*Exercise directions*
What follows is a set of records; repeat all of them exactly.

*Dataset entries*
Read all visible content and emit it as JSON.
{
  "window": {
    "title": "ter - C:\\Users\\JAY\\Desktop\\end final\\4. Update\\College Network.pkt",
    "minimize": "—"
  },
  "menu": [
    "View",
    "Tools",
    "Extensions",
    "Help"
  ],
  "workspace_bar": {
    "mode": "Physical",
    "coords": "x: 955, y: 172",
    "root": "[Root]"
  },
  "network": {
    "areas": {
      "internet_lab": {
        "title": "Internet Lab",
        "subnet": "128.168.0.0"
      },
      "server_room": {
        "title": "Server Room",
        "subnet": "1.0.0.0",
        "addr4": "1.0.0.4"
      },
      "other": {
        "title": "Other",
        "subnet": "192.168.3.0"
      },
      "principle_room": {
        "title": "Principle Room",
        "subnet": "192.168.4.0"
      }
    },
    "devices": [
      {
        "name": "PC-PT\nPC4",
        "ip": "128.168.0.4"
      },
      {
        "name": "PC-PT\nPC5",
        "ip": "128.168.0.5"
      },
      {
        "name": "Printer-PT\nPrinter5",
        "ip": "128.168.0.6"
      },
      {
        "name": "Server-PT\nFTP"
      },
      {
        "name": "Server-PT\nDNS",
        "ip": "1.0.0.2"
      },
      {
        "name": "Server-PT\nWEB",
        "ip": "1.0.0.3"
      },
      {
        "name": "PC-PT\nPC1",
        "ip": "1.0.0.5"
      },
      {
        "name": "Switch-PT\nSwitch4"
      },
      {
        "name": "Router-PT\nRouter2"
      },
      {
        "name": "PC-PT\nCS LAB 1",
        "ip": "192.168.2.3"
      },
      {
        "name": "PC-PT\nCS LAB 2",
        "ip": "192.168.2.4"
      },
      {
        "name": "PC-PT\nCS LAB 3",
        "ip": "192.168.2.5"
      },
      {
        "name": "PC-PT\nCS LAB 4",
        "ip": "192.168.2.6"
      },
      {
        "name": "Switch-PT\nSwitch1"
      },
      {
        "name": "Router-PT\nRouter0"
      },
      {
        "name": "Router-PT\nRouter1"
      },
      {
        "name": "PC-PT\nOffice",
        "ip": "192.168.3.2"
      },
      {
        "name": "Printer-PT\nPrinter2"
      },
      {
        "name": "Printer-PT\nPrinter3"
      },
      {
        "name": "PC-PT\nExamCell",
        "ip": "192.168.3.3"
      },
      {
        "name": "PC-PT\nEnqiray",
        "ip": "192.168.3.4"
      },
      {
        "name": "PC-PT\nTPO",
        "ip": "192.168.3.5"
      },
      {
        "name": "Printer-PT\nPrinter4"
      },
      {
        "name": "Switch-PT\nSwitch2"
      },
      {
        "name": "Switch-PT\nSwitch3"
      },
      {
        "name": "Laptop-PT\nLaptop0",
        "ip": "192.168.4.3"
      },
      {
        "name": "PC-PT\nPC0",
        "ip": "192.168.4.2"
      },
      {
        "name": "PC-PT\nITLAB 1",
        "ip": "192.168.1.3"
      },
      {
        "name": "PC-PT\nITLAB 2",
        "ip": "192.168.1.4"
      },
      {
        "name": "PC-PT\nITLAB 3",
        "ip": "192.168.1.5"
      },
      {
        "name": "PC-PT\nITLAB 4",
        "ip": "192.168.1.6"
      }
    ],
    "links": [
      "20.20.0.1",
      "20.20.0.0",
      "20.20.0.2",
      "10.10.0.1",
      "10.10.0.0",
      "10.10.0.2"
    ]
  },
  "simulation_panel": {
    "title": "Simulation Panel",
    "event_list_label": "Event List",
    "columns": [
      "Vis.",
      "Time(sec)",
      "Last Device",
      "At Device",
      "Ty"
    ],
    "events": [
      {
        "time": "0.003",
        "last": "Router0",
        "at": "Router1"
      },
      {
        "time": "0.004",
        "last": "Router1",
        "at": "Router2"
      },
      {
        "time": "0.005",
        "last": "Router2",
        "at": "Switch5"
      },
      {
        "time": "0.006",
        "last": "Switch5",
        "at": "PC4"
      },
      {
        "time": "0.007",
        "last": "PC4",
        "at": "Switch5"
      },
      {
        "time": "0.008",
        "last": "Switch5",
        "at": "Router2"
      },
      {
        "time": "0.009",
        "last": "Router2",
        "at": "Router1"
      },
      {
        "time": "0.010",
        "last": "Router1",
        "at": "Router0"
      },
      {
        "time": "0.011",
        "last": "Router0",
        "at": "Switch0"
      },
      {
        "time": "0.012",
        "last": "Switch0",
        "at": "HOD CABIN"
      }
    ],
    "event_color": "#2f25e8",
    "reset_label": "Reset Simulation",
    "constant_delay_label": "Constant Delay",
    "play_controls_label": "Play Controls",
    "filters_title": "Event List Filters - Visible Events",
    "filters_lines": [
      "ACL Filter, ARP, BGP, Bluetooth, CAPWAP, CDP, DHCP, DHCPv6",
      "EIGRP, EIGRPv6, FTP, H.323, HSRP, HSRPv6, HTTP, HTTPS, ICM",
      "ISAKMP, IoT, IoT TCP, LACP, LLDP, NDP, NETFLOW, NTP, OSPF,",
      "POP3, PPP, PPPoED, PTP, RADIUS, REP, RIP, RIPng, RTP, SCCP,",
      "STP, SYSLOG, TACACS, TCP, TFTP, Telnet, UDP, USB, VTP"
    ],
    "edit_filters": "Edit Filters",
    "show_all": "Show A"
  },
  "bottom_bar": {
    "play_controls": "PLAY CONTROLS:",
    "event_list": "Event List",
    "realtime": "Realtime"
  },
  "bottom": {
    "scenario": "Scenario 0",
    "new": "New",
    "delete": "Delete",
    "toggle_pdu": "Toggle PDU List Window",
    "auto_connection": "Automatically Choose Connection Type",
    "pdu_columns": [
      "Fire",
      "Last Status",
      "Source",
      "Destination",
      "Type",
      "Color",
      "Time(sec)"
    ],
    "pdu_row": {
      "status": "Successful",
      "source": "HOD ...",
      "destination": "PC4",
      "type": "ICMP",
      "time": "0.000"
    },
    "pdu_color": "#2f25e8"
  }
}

*Finished task*
Read all visible content and emit it as JSON.
{
  "window": {
    "title": "ter - C:\\Users\\JAY\\Desktop\\end final\\4. Update\\College Network.pkt",
    "minimize": "—"
  },
  "menu": [
    "View",
    "Tools",
    "Extensions",
    "Help"
  ],
  "workspace_bar": {
    "mode": "Physical",
    "coords": "x: 955, y: 172",
    "root": "[Root]"
  },
  "network": {
    "areas": {
      "internet_lab": {
        "title": "Internet Lab",
        "subnet": "128.168.0.0"
      },
      "server_room": {
        "title": "Server Room",
        "subnet": "1.0.0.0",
        "addr4": "1.0.0.4"
      },
      "other": {
        "title": "Other",
        "subnet": "192.168.3.0"
      },
      "principle_room": {
        "title": "Principle Room",
        "subnet": "192.168.4.0"
      }
    },
    "devices": [
      {
        "name": "PC-PT\nPC4",
        "ip": "128.168.0.4"
      },
      {
        "name": "PC-PT\nPC5",
        "ip": "128.168.0.5"
      },
      {
        "name": "Printer-PT\nPrinter5",
        "ip": "128.168.0.6"
      },
      {
        "name": "Server-PT\nFTP"
      },
      {
        "name": "Server-PT\nDNS",
        "ip": "1.0.0.2"
      },
      {
        "name": "Server-PT\nWEB",
        "ip": "1.0.0.3"
      },
      {
        "name": "PC-PT\nPC1",
        "ip": "1.0.0.5"
      },
      {
        "name": "Switch-PT\nSwitch4"
      },
      {
        "name": "Router-PT\nRouter2"
      },
      {
        "name": "PC-PT\nCS LAB 1",
        "ip": "192.168.2.3"
      },
      {
        "name": "PC-PT\nCS LAB 2",
        "ip": "192.168.2.4"
      },
      {
        "name": "PC-PT\nCS LAB 3",
        "ip": "192.168.2.5"
      },
      {
        "name": "PC-PT\nCS LAB 4",
        "ip": "192.168.2.6"
      },
      {
        "name": "Switch-PT\nSwitch1"
      },
      {
        "name": "Router-PT\nRouter0"
      },
      {
        "name": "Router-PT\nRouter1"
      },
      {
        "name": "PC-PT\nOffice",
        "ip": "192.168.3.2"
      },
      {
        "name": "Printer-PT\nPrinter2"
      },
      {
        "name": "Printer-PT\nPrinter3"
      },
      {
        "name": "PC-PT\nExamCell",
        "ip": "192.168.3.3"
      },
      {
        "name": "PC-PT\nEnqiray",
        "ip": "192.168.3.4"
      },
      {
        "name": "PC-PT\nTPO",
        "ip": "192.168.3.5"
      },
      {
        "name": "Printer-PT\nPrinter4"
      },
      {
        "name": "Switch-PT\nSwitch2"
      },
      {
        "name": "Switch-PT\nSwitch3"
      },
      {
        "name": "Laptop-PT\nLaptop0",
        "ip": "192.168.4.3"
      },
      {
        "name": "PC-PT\nPC0",
        "ip": "192.168.4.2"
      },
      {
        "name": "PC-PT\nITLAB 1",
        "ip": "192.168.1.3"
      },
      {
        "name": "PC-PT\nITLAB 2",
        "ip": "192.168.1.4"
      },
      {
        "name": "PC-PT\nITLAB 3",
        "ip": "192.168.1.5"
      },
      {
        "name": "PC-PT\nITLAB 4",
        "ip": "192.168.1.6"
      }
    ],
    "links": [
      "20.20.0.1",
      "20.20.0.0",
      "20.20.0.2",
      "10.10.0.1",
      "10.10.0.0",
      "10.10.0.2"
    ]
  },
  "simulation_panel": {
    "title": "Simulation Panel",
    "event_list_label": "Event List",
    "columns": [
      "Vis.",
      "Time(sec)",
      "Last Device",
      "At Device",
      "Ty"
    ],
    "events": [
      {
        "time": "0.003",
        "last": "Router0",
        "at": "Router1"
      },
      {
        "time": "0.004",
        "last": "Router1",
        "at": "Router2"
      },
      {
        "time": "0.005",
        "last": "Router2",
        "at": "Switch5"
      },
      {
        "time": "0.006",
        "last": "Switch5",
        "at": "PC4"
      },
      {
        "time": "0.007",
        "last": "PC4",
        "at": "Switch5"
      },
      {
        "time": "0.008",
        "last": "Switch5",
        "at": "Router2"
      },
      {
        "time": "0.009",
        "last": "Router2",
        "at": "Router1"
      },
      {
        "time": "0.010",
        "last": "Router1",
        "at": "Router0"
      },
      {
        "time": "0.011",
        "last": "Router0",
        "at": "Switch0"
      },
      {
        "time": "0.012",
        "last": "Switch0",
        "at": "HOD CABIN"
      }
    ],
    "event_color": "#2f25e8",
    "reset_label": "Reset Simulation",
    "constant_delay_label": "Constant Delay",
    "play_controls_label": "Play Controls",
    "filters_title": "Event List Filters - Visible Events",
    "filters_lines": [
      "ACL Filter, ARP, BGP, Bluetooth, CAPWAP, CDP, DHCP, DHCPv6",
      "EIGRP, EIGRPv6, FTP, H.323, HSRP, HSRPv6, HTTP, HTTPS, ICM",
      "ISAKMP, IoT, IoT TCP, LACP, LLDP, NDP, NETFLOW, NTP, OSPF,",
      "POP3, PPP, PPPoED, PTP, RADIUS, REP, RIP, RIPng, RTP, SCCP,",
      "STP, SYSLOG, TACACS, TCP, TFTP, Telnet, UDP, USB, VTP"
    ],
    "edit_filters": "Edit Filters",
    "show_all": "Show A"
  },
  "bottom_bar": {
    "play_controls": "PLAY CONTROLS:",
    "event_list": "Event List",
    "realtime": "Realtime"
  },
  "bottom": {
    "scenario": "Scenario 0",
    "new": "New",
    "delete": "Delete",
    "toggle_pdu": "Toggle PDU List Window",
    "auto_connection": "Automatically Choose Connection Type",
    "pdu_columns": [
      "Fire",
      "Last Status",
      "Source",
      "Destination",
      "Type",
      "Color",
      "Time(sec)"
    ],
    "pdu_row": {
      "status": "Successful",
      "source": "HOD ...",
      "destination": "PC4",
      "type": "ICMP",
      "time": "0.000"
    },
    "pdu_color": "#2f25e8"
  }
}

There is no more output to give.